[Stored rows start]

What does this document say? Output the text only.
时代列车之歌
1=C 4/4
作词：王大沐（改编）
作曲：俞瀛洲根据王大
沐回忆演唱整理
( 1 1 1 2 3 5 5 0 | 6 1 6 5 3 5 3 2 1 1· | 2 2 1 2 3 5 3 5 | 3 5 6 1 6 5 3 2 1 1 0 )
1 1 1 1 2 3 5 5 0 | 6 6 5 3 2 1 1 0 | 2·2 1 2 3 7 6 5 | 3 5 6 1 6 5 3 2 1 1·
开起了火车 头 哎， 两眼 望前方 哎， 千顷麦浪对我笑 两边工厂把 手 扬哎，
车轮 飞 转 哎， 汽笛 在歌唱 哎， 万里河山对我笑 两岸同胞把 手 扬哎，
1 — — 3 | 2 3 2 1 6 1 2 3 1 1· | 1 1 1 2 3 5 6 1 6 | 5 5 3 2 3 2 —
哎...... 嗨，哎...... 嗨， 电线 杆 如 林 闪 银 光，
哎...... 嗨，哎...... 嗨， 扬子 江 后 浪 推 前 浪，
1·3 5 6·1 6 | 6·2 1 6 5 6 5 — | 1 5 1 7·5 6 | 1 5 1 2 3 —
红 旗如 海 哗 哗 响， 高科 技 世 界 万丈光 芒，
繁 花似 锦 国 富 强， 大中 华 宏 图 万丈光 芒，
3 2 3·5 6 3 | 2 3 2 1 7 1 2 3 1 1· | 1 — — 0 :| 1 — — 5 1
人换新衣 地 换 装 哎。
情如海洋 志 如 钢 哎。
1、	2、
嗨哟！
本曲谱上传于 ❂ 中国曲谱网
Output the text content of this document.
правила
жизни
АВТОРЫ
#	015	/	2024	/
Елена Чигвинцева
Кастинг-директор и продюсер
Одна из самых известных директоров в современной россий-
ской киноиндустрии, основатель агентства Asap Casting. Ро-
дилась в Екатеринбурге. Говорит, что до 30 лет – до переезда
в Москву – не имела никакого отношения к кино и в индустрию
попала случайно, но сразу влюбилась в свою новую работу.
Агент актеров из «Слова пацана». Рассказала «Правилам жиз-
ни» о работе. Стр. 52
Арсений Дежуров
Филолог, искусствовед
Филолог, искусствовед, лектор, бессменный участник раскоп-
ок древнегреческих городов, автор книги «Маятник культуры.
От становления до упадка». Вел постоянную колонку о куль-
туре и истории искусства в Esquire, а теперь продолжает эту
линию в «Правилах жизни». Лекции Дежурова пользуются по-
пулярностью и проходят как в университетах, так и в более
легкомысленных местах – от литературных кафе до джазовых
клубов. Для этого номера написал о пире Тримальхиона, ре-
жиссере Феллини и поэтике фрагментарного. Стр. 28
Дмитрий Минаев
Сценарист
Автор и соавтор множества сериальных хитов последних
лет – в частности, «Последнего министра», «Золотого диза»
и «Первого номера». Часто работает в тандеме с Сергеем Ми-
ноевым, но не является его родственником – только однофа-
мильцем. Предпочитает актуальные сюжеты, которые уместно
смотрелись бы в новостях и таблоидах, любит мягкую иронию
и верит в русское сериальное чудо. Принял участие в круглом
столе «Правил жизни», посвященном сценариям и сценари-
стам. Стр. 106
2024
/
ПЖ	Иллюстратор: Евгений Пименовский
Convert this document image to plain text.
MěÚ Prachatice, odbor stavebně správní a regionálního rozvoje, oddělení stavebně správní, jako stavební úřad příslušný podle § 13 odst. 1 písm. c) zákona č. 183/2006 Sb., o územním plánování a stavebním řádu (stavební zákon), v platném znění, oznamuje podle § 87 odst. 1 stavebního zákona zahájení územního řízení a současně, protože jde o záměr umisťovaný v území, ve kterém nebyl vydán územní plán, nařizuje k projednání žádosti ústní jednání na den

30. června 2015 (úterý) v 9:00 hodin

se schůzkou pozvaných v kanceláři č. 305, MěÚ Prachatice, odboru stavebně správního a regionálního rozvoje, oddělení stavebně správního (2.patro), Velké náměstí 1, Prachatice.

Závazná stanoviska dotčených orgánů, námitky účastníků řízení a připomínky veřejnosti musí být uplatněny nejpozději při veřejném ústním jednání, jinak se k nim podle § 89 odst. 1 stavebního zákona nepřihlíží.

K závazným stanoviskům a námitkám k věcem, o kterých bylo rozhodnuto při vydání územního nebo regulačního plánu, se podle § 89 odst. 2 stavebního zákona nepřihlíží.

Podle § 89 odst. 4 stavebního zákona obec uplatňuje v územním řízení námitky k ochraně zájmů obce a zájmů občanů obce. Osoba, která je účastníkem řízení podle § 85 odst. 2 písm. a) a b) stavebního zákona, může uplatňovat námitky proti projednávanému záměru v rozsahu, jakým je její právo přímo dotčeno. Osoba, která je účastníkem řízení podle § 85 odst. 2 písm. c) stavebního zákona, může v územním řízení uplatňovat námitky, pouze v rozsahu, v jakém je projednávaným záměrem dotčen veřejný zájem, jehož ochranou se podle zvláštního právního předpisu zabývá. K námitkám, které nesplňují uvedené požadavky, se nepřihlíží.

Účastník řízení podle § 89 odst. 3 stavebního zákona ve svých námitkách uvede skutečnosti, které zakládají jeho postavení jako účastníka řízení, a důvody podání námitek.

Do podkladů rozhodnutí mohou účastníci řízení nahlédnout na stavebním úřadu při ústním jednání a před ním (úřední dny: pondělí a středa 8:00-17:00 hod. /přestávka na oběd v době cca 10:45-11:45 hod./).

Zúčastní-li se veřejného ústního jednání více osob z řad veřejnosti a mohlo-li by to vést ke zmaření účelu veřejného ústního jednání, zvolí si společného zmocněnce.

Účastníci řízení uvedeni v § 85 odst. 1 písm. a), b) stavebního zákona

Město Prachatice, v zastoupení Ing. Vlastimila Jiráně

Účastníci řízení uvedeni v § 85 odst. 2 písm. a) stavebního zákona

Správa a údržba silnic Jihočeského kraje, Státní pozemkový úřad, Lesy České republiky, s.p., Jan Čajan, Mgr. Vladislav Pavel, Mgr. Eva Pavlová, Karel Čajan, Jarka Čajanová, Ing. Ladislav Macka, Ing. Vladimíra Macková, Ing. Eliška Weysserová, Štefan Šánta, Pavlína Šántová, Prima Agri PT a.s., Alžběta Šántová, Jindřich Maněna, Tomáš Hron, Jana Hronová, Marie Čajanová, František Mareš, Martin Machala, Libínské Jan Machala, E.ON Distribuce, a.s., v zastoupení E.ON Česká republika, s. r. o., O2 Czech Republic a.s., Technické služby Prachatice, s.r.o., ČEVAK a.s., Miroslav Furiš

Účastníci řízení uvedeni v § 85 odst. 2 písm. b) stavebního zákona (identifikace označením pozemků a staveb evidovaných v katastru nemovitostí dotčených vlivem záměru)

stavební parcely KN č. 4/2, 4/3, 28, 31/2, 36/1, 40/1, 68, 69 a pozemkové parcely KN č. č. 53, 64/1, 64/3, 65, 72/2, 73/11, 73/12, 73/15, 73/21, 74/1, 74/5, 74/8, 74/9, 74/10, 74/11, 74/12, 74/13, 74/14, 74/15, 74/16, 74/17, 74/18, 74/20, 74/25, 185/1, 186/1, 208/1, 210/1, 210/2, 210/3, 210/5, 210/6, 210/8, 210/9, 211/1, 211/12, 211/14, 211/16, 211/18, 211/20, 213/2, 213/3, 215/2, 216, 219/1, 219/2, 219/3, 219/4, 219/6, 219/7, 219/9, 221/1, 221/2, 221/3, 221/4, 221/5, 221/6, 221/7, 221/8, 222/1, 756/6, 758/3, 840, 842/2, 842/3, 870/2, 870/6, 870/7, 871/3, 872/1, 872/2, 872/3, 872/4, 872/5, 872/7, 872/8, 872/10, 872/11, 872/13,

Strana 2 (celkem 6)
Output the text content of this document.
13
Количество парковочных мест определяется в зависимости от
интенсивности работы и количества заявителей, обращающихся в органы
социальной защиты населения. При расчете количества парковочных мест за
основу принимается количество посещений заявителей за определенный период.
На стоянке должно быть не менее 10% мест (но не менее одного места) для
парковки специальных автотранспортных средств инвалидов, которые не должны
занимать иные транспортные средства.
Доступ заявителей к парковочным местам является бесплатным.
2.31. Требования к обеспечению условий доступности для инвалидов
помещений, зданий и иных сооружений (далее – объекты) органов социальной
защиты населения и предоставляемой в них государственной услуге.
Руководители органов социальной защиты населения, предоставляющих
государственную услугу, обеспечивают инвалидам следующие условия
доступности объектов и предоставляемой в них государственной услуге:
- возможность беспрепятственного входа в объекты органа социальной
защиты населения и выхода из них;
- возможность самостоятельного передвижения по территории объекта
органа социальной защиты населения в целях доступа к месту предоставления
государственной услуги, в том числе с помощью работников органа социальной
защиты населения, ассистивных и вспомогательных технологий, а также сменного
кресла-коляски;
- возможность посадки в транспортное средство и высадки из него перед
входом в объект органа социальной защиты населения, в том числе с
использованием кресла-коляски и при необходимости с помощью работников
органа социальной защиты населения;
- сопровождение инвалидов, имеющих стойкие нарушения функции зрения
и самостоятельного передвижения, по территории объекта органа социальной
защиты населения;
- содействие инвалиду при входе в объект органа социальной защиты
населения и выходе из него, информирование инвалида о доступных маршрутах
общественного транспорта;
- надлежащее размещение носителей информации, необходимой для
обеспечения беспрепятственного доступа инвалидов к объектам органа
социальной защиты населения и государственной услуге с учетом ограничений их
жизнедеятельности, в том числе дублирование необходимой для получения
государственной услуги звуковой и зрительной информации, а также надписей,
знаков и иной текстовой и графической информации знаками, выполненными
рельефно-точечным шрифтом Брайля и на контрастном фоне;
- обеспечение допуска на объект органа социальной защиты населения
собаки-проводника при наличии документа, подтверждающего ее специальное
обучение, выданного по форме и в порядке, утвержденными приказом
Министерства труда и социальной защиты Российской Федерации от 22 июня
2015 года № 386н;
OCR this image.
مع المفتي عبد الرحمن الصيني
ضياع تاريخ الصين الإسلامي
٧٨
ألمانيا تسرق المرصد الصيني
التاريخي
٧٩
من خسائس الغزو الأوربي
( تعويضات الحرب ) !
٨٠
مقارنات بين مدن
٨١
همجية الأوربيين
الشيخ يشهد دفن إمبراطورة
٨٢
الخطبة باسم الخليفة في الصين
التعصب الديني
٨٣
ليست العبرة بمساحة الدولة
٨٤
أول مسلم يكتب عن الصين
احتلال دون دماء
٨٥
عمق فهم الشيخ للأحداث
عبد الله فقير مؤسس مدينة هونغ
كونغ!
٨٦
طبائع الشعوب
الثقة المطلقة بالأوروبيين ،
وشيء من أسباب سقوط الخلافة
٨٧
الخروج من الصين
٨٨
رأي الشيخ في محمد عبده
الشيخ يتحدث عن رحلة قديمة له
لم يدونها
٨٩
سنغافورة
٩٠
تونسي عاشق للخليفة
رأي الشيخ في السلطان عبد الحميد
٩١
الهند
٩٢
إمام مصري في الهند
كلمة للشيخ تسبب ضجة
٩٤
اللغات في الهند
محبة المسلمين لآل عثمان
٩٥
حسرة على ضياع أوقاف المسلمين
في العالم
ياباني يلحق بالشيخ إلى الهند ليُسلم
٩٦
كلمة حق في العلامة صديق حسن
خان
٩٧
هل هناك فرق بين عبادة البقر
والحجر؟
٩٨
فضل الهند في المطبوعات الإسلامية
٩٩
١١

[Stored rows end]

- _Set exercise_:
Copy whichever lines in the listing above contain the word "числе".

- _Exercise result_:
государственной услуги, в том числе с помощью работников органа социальной
входом в объект органа социальной защиты населения, в том числе с
жизнедеятельности, в том числе дублирование необходимой для получения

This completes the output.